(Objective):
Every line below should be repeated exactly.

(Dataset excerpts):
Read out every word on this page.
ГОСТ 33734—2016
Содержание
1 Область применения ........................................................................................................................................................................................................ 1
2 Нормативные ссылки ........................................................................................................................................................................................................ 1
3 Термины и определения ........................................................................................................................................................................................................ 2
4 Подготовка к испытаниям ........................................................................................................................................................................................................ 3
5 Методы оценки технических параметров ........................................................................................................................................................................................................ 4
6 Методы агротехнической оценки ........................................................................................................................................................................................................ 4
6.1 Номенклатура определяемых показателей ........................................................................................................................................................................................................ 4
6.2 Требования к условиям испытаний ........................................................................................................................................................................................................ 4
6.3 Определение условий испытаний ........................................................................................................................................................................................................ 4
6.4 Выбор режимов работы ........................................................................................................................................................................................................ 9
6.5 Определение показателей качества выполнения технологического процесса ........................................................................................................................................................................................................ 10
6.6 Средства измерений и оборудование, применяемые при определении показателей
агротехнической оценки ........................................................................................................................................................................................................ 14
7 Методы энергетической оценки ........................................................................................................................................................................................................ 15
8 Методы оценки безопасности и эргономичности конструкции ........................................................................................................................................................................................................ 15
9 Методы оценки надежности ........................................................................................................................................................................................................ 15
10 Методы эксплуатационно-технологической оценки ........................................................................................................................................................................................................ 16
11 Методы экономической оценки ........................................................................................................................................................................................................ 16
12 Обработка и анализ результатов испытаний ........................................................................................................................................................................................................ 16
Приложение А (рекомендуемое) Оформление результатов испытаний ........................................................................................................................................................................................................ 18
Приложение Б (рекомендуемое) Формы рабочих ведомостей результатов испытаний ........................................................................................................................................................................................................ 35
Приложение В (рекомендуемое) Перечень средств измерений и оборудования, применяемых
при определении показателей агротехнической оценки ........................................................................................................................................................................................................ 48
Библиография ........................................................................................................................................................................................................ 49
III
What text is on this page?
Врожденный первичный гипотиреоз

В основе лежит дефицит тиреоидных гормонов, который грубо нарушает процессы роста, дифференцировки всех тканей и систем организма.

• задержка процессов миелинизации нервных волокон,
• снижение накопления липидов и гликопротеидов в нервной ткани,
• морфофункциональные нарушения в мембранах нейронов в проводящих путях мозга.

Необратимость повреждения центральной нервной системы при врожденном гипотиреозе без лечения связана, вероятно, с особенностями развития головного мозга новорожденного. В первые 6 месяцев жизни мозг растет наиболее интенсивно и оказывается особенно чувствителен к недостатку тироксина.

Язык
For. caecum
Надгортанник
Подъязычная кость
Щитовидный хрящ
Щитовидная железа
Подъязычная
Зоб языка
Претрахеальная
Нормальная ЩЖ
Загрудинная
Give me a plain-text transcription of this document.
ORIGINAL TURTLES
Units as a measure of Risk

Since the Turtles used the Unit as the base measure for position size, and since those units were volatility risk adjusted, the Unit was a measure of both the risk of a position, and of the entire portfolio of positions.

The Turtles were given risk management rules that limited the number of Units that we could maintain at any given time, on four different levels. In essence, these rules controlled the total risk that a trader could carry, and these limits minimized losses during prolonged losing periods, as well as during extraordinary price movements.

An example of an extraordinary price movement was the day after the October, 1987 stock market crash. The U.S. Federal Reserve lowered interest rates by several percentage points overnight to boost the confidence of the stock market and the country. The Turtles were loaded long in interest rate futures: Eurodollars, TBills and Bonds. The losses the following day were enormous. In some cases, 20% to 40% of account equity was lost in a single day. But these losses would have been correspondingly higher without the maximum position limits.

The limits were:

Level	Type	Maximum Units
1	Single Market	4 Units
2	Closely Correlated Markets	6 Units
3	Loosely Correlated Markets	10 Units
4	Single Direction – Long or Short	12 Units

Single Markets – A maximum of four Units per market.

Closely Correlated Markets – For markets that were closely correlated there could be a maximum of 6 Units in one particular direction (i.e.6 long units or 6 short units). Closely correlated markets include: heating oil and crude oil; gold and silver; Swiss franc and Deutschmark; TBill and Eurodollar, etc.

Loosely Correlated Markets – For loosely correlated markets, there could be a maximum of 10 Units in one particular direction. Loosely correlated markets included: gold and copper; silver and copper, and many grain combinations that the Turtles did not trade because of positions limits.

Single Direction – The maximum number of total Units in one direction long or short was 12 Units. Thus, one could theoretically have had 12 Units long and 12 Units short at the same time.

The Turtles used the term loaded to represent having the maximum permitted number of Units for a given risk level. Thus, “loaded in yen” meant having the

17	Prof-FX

(Written solution):
Read out every word on this page.
ГОСТ 33734—2016
Содержание
1 Область применения ........................................................................................................................................................................................................ 1
2 Нормативные ссылки ........................................................................................................................................................................................................ 1
3 Термины и определения ........................................................................................................................................................................................................ 2
4 Подготовка к испытаниям ........................................................................................................................................................................................................ 3
5 Методы оценки технических параметров ........................................................................................................................................................................................................ 4
6 Методы агротехнической оценки ........................................................................................................................................................................................................ 4
6.1 Номенклатура определяемых показателей ........................................................................................................................................................................................................ 4
6.2 Требования к условиям испытаний ........................................................................................................................................................................................................ 4
6.3 Определение условий испытаний ........................................................................................................................................................................................................ 4
6.4 Выбор режимов работы ........................................................................................................................................................................................................ 9
6.5 Определение показателей качества выполнения технологического процесса ........................................................................................................................................................................................................ 10
6.6 Средства измерений и оборудование, применяемые при определении показателей
агротехнической оценки ........................................................................................................................................................................................................ 14
7 Методы энергетической оценки ........................................................................................................................................................................................................ 15
8 Методы оценки безопасности и эргономичности конструкции ........................................................................................................................................................................................................ 15
9 Методы оценки надежности ........................................................................................................................................................................................................ 15
10 Методы эксплуатационно-технологической оценки ........................................................................................................................................................................................................ 16
11 Методы экономической оценки ........................................................................................................................................................................................................ 16
12 Обработка и анализ результатов испытаний ........................................................................................................................................................................................................ 16
Приложение А (рекомендуемое) Оформление результатов испытаний ........................................................................................................................................................................................................ 18
Приложение Б (рекомендуемое) Формы рабочих ведомостей результатов испытаний ........................................................................................................................................................................................................ 35
Приложение В (рекомендуемое) Перечень средств измерений и оборудования, применяемых
при определении показателей агротехнической оценки ........................................................................................................................................................................................................ 48
Библиография ........................................................................................................................................................................................................ 49
III
What text is on this page?
Врожденный первичный гипотиреоз

В основе лежит дефицит тиреоидных гормонов, который грубо нарушает процессы роста, дифференцировки всех тканей и систем организма.

• задержка процессов миелинизации нервных волокон,
• снижение накопления липидов и гликопротеидов в нервной ткани,
• морфофункциональные нарушения в мембранах нейронов в проводящих путях мозга.

Необратимость повреждения центральной нервной системы при врожденном гипотиреозе без лечения связана, вероятно, с особенностями развития головного мозга новорожденного. В первые 6 месяцев жизни мозг растет наиболее интенсивно и оказывается особенно чувствителен к недостатку тироксина.

Язык
For. caecum
Надгортанник
Подъязычная кость
Щитовидный хрящ
Щитовидная железа
Подъязычная
Зоб языка
Претрахеальная
Нормальная ЩЖ
Загрудинная
Give me a plain-text transcription of this document.
ORIGINAL TURTLES
Units as a measure of Risk

Since the Turtles used the Unit as the base measure for position size, and since those units were volatility risk adjusted, the Unit was a measure of both the risk of a position, and of the entire portfolio of positions.

The Turtles were given risk management rules that limited the number of Units that we could maintain at any given time, on four different levels. In essence, these rules controlled the total risk that a trader could carry, and these limits minimized losses during prolonged losing periods, as well as during extraordinary price movements.

An example of an extraordinary price movement was the day after the October, 1987 stock market crash. The U.S. Federal Reserve lowered interest rates by several percentage points overnight to boost the confidence of the stock market and the country. The Turtles were loaded long in interest rate futures: Eurodollars, TBills and Bonds. The losses the following day were enormous. In some cases, 20% to 40% of account equity was lost in a single day. But these losses would have been correspondingly higher without the maximum position limits.

The limits were:

Level	Type	Maximum Units
1	Single Market	4 Units
2	Closely Correlated Markets	6 Units
3	Loosely Correlated Markets	10 Units
4	Single Direction – Long or Short	12 Units

Single Markets – A maximum of four Units per market.

Closely Correlated Markets – For markets that were closely correlated there could be a maximum of 6 Units in one particular direction (i.e.6 long units or 6 short units). Closely correlated markets include: heating oil and crude oil; gold and silver; Swiss franc and Deutschmark; TBill and Eurodollar, etc.

Loosely Correlated Markets – For loosely correlated markets, there could be a maximum of 10 Units in one particular direction. Loosely correlated markets included: gold and copper; silver and copper, and many grain combinations that the Turtles did not trade because of positions limits.

Single Direction – The maximum number of total Units in one direction long or short was 12 Units. Thus, one could theoretically have had 12 Units long and 12 Units short at the same time.

The Turtles used the term loaded to represent having the maximum permitted number of Units for a given risk level. Thus, “loaded in yen” meant having the

17	Prof-FX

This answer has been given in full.